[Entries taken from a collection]
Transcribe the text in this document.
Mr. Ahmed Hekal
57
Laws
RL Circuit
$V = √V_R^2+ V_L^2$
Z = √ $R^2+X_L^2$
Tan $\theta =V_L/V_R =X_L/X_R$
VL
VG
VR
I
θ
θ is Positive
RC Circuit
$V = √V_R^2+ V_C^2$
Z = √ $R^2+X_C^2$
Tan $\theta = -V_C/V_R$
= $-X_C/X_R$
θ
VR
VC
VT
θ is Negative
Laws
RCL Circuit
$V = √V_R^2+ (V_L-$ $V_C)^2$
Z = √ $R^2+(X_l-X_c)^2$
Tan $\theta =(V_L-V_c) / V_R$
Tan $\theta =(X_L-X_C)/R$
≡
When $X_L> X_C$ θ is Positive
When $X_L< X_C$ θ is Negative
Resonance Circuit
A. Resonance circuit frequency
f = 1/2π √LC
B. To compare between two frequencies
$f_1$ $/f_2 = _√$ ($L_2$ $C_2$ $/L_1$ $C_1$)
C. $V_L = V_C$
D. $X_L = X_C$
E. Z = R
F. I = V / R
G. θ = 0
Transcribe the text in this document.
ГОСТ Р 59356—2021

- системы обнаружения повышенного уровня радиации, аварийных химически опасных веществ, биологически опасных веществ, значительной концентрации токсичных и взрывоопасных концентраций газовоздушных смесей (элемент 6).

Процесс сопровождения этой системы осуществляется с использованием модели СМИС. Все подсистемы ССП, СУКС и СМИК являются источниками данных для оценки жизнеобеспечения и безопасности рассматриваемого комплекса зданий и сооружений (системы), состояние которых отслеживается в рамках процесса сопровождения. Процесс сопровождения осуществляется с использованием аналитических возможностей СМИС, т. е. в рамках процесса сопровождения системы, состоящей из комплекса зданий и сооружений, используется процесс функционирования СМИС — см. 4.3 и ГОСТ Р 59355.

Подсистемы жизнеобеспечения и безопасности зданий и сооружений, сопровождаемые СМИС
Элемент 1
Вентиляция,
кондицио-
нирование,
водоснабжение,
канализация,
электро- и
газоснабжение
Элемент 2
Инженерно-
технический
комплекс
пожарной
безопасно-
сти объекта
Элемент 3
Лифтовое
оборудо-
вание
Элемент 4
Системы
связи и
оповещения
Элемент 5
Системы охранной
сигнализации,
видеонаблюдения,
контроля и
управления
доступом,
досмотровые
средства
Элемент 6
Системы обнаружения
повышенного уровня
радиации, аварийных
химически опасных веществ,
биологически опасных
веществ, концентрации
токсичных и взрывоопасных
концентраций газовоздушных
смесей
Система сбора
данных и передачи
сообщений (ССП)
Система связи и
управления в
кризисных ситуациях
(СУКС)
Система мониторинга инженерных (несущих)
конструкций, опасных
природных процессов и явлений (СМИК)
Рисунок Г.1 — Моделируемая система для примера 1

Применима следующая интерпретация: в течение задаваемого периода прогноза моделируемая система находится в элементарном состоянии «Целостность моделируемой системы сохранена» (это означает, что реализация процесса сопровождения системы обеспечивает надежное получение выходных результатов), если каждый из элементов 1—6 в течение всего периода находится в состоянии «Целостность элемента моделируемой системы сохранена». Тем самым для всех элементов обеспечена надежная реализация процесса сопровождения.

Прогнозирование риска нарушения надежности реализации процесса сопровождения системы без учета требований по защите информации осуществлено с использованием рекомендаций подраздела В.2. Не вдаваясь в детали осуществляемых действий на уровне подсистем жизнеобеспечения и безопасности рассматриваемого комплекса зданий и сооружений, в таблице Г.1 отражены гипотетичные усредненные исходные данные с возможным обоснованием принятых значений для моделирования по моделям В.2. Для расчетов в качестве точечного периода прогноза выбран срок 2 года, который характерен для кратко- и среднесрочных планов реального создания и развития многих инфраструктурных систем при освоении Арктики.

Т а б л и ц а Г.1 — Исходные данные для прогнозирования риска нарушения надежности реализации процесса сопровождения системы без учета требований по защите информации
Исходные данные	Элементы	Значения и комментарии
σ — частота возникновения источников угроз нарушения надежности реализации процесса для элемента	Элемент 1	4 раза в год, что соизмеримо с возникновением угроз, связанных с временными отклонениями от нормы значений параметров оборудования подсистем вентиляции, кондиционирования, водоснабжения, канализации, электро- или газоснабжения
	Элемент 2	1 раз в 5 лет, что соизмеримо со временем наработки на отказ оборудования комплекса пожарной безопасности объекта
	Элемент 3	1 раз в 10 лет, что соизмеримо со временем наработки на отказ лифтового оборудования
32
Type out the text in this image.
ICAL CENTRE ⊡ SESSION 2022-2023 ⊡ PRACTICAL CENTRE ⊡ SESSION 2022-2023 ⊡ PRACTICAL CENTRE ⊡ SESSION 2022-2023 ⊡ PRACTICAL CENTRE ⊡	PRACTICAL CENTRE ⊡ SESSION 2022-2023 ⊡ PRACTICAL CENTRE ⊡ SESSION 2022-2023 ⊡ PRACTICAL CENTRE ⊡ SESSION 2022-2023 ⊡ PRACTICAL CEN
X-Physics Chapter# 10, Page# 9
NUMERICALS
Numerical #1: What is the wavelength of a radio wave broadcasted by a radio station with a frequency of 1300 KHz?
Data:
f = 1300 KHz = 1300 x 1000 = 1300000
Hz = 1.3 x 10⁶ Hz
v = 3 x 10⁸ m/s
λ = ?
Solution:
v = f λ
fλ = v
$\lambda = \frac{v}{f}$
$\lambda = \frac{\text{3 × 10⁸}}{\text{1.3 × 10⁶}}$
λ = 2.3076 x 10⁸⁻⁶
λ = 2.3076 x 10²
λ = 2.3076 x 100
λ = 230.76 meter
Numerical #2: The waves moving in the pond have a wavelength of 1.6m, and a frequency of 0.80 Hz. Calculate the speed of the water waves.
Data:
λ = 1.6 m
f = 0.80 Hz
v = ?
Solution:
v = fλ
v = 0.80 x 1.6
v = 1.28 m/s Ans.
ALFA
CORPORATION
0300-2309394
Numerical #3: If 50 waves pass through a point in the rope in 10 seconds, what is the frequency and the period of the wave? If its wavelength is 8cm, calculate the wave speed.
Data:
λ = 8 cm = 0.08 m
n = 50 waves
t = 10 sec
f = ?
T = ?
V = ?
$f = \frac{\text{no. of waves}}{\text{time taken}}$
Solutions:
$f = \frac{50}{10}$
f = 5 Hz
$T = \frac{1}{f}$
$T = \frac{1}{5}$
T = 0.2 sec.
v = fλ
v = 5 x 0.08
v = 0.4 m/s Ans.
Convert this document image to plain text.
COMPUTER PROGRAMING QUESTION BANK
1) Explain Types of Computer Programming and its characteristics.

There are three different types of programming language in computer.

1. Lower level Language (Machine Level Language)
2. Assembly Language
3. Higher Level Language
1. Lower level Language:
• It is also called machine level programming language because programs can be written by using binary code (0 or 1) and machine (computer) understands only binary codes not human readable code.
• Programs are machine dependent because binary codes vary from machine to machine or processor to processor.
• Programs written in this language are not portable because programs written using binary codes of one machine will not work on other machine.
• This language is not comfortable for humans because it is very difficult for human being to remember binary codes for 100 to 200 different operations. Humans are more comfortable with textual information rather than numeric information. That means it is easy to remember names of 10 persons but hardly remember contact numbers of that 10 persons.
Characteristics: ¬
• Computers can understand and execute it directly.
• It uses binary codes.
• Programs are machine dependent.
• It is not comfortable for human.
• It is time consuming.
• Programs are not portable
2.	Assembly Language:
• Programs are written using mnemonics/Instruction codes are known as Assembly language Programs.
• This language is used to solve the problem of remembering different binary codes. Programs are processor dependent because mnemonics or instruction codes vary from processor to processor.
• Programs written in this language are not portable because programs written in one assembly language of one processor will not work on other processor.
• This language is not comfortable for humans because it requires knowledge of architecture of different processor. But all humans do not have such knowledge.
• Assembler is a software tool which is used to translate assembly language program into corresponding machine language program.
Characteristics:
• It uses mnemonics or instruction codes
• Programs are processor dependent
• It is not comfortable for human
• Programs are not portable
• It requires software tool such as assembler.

### [Task statement]
Pull out each line containing the word "токсичных" and copy it.

### [Result]
- системы обнаружения повышенного уровня радиации, аварийных химически опасных веществ, биологически опасных веществ, значительной концентрации токсичных и взрывоопасных концентраций газовоздушных смесей (элемент 6).
токсичных и взрывоопасных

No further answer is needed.